Filter these entries so that only lines with the word "的把握认为" remain.
★ ★ ★
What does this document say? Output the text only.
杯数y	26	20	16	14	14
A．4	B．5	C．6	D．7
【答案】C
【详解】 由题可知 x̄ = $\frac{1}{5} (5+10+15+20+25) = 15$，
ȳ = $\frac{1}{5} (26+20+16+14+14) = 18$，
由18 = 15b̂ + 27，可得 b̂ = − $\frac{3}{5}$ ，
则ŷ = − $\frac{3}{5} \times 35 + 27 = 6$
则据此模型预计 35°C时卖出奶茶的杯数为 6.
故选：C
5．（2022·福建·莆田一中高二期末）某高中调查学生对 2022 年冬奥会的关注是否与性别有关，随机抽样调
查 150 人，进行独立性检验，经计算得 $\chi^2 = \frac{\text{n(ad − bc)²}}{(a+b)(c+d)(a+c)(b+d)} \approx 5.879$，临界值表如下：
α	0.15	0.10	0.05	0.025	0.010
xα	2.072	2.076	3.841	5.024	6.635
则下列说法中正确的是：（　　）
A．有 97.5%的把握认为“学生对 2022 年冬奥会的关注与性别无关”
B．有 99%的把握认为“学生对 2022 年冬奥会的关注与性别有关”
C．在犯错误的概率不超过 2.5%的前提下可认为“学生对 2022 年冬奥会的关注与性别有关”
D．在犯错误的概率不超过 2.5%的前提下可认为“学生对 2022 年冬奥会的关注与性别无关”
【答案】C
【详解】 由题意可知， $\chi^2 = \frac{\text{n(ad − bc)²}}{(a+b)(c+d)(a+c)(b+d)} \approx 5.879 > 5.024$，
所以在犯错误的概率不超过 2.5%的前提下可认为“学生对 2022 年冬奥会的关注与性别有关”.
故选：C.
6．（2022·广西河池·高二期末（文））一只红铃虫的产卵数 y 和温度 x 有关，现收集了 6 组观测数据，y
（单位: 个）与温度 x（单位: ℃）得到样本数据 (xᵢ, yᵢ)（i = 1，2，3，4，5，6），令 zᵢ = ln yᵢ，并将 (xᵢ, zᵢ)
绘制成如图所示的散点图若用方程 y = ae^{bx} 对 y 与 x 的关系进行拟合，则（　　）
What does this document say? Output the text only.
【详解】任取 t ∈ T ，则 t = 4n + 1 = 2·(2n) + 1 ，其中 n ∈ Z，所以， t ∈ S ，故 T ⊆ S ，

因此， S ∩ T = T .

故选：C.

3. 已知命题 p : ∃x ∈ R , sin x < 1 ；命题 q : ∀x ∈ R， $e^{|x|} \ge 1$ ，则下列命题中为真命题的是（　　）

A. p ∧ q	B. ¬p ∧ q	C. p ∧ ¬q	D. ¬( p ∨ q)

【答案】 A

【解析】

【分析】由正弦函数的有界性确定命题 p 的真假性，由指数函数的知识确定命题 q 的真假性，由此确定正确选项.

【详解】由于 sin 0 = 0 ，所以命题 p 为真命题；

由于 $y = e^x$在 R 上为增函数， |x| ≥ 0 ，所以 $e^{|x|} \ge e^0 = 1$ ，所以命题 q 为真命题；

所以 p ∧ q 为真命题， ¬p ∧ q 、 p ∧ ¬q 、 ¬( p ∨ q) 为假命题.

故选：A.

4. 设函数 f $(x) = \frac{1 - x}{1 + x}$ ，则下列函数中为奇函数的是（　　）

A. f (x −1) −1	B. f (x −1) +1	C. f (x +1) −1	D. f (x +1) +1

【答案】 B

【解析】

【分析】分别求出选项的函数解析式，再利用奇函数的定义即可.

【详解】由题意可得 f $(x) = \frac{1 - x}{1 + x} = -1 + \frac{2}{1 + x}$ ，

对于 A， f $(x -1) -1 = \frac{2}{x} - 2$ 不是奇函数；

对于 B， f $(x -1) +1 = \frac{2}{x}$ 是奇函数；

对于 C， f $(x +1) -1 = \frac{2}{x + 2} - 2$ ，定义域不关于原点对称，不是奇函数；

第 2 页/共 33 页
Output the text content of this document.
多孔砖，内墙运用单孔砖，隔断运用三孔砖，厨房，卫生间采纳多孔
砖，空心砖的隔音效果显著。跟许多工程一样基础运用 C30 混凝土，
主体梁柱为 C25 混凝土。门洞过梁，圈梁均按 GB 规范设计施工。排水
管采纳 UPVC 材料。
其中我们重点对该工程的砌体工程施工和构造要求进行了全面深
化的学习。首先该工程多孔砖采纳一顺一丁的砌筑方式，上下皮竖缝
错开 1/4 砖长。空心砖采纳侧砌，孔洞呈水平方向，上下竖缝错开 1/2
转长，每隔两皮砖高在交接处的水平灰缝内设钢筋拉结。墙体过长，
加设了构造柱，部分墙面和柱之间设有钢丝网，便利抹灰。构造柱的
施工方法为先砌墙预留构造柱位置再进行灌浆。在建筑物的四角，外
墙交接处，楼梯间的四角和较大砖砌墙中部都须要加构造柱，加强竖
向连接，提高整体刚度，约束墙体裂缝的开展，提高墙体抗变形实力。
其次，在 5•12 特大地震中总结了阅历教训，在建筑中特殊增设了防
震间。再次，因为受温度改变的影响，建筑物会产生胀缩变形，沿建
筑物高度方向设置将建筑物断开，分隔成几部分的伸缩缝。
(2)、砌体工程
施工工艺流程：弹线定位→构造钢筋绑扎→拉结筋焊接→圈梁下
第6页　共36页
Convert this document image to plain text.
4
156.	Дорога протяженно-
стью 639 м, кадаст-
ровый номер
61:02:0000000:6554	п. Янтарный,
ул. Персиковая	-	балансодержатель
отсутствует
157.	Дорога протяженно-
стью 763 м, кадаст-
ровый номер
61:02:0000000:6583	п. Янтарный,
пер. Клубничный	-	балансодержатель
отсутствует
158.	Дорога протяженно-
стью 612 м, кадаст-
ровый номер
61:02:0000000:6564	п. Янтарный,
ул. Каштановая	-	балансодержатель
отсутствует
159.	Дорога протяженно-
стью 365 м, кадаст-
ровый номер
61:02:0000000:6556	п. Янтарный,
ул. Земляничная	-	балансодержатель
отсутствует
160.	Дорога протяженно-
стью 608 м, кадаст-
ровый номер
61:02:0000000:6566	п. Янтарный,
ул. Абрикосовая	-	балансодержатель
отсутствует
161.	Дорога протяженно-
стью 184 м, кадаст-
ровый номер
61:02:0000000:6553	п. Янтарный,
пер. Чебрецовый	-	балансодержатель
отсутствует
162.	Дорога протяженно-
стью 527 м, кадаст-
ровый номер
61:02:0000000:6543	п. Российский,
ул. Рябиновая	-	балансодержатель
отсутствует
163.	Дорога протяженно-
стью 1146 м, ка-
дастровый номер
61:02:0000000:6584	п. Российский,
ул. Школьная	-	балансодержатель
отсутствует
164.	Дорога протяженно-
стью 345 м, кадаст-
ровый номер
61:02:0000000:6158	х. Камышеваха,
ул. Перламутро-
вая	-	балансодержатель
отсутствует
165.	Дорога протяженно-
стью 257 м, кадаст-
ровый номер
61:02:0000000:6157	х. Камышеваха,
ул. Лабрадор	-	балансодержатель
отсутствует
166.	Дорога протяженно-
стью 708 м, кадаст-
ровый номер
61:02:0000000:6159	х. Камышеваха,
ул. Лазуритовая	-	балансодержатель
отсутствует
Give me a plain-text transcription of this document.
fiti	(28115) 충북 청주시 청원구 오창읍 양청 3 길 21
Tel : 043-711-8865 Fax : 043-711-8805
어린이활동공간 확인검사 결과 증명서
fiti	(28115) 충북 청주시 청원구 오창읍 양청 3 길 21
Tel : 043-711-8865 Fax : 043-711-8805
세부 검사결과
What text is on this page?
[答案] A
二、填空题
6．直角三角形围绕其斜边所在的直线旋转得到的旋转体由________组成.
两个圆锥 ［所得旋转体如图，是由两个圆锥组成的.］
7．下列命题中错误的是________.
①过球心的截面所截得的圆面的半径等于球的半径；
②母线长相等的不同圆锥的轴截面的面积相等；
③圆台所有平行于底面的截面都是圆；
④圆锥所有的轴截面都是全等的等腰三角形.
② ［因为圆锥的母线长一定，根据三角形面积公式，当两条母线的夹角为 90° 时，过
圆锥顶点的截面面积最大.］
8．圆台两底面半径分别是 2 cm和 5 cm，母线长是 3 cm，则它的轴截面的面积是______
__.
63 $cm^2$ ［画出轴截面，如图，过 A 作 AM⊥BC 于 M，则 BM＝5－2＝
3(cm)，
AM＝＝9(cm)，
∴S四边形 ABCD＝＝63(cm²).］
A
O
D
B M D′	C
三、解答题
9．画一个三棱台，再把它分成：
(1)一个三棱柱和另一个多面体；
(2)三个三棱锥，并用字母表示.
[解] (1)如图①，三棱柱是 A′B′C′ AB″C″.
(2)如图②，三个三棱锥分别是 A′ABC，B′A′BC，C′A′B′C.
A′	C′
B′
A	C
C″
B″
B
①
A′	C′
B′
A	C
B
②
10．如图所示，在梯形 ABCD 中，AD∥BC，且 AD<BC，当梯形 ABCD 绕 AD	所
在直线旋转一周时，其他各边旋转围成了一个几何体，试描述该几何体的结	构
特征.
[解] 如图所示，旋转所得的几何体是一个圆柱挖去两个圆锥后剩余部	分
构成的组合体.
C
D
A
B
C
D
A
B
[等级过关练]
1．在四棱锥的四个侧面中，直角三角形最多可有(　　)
★ ★ ★
-- Result --
A．有 97.5%的把握认为“学生对 2022 年冬奥会的关注与性别无关”
B．有 99%的把握认为“学生对 2022 年冬奥会的关注与性别有关”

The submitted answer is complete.